▶ Written problem: Give an exact copy of every line, leaving images out.
▬▬▬
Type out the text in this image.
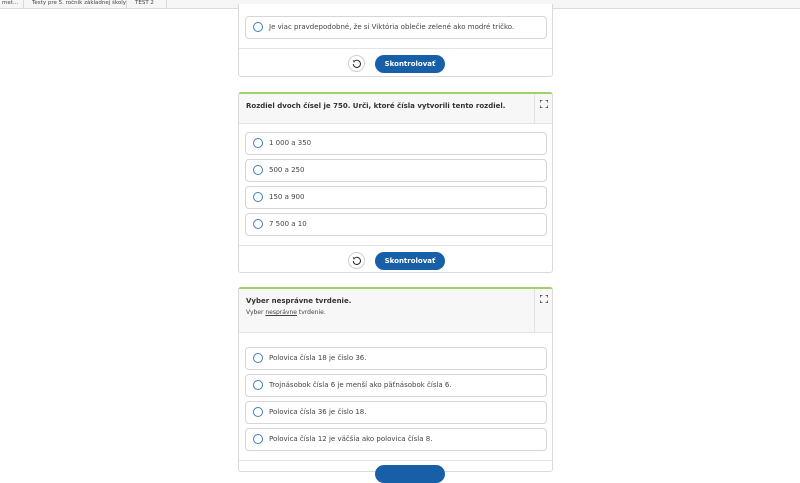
met...	Testy pre 5. ročník základnej školy	TEST 2
Je viac pravdepodobné, že si Viktória oblečie zelené ako modré tričko.
Skontrolovať
Rozdiel dvoch čísel je 750. Urči, ktoré čísla vytvorili tento rozdiel.
1 000 a 350
500 a 250
150 a 900
7 500 a 10
Skontrolovať
Vyber nesprávne tvrdenie.
Vyber nesprávne tvrdenie.
Polovica čísla 18 je číslo 36.
Trojnásobok čísla 6 je menší ako päťnásobok čísla 6.
Polovica čísla 36 je číslo 18.
Polovica čísla 12 je väčšia ako polovica čísla 8.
▬▬▬
▶ Response to the exercise:
Type out the text in this image.
met...	Testy pre 5. ročník základnej školy	TEST 2
Je viac pravdepodobné, že si Viktória oblečie zelené ako modré tričko.
Skontrolovať
Rozdiel dvoch čísel je 750. Urči, ktoré čísla vytvorili tento rozdiel.
1 000 a 350
500 a 250
150 a 900
7 500 a 10
Skontrolovať
Vyber nesprávne tvrdenie.
Vyber nesprávne tvrdenie.
Polovica čísla 18 je číslo 36.
Trojnásobok čísla 6 je menší ako päťnásobok čísla 6.
Polovica čísla 36 je číslo 18.
Polovica čísla 12 je väčšia ako polovica čísla 8.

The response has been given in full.